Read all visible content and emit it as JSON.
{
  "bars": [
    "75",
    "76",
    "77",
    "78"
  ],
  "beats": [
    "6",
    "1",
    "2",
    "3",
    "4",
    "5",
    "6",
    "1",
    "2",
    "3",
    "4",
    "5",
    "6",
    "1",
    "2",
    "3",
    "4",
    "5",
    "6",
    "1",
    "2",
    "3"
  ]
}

—————

Given instruction — Copy each line of the data above without altering a single character.

Final result —
Read all visible content and emit it as JSON.
{
  "bars": [
    "75",
    "76",
    "77",
    "78"
  ],
  "beats": [
    "6",
    "1",
    "2",
    "3",
    "4",
    "5",
    "6",
    "1",
    "2",
    "3",
    "4",
    "5",
    "6",
    "1",
    "2",
    "3",
    "4",
    "5",
    "6",
    "1",
    "2",
    "3"
  ]
}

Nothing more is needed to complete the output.